Set down the line that contains "Read this page and output its text content." and every line after it to the end of the entries, exactly as they stand and nothing more.

>> Start Data to process

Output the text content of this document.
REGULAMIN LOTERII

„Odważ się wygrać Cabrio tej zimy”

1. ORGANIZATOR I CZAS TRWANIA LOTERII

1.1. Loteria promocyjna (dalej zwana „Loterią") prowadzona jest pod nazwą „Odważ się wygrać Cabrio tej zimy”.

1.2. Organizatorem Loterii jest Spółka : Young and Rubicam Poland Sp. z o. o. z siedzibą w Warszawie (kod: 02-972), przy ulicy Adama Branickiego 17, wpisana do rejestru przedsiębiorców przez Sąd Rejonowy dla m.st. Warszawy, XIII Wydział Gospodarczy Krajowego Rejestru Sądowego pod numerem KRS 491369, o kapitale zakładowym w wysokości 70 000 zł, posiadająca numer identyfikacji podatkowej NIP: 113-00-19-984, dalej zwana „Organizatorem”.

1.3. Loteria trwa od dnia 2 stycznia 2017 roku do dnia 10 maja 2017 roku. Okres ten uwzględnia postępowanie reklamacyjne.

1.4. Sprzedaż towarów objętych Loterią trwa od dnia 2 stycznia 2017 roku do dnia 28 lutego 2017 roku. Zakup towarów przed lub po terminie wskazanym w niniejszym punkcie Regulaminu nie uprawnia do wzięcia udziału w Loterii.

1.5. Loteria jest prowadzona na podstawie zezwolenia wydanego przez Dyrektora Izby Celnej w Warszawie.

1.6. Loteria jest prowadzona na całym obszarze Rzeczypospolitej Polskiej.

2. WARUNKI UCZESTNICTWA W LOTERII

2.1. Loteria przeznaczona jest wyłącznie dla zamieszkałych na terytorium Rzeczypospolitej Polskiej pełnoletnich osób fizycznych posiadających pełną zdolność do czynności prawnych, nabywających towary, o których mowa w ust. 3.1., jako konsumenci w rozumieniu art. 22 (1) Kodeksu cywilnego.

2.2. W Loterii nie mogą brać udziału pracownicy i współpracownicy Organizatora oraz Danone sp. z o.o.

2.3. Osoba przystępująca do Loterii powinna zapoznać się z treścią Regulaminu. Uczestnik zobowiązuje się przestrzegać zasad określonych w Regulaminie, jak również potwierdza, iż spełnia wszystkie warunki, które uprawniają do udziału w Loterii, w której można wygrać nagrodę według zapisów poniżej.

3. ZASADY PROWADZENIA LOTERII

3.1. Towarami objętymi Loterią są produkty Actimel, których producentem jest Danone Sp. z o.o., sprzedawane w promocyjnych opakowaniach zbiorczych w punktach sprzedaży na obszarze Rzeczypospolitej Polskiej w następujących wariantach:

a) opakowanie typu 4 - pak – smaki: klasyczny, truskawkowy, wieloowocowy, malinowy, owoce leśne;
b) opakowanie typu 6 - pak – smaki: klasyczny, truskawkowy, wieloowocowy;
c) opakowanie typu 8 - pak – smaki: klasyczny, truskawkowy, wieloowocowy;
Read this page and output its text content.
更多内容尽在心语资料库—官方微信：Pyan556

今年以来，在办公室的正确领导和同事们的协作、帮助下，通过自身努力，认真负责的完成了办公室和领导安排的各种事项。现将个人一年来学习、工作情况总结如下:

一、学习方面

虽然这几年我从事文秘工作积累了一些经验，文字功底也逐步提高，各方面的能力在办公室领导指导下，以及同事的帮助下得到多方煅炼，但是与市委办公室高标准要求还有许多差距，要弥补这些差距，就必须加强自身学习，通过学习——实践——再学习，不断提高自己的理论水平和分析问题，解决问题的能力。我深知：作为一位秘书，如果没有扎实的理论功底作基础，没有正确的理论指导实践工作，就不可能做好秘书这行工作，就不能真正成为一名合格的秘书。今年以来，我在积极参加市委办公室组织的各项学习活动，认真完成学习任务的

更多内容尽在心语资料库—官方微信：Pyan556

>> End Data to process

*The completed task*.
Read this page and output its text content.
更多内容尽在心语资料库—官方微信：Pyan556

今年以来，在办公室的正确领导和同事们的协作、帮助下，通过自身努力，认真负责的完成了办公室和领导安排的各种事项。现将个人一年来学习、工作情况总结如下:

一、学习方面

虽然这几年我从事文秘工作积累了一些经验，文字功底也逐步提高，各方面的能力在办公室领导指导下，以及同事的帮助下得到多方煅炼，但是与市委办公室高标准要求还有许多差距，要弥补这些差距，就必须加强自身学习，通过学习——实践——再学习，不断提高自己的理论水平和分析问题，解决问题的能力。我深知：作为一位秘书，如果没有扎实的理论功底作基础，没有正确的理论指导实践工作，就不可能做好秘书这行工作，就不能真正成为一名合格的秘书。今年以来，我在积极参加市委办公室组织的各项学习活动，认真完成学习任务的

更多内容尽在心语资料库—官方微信：Pyan556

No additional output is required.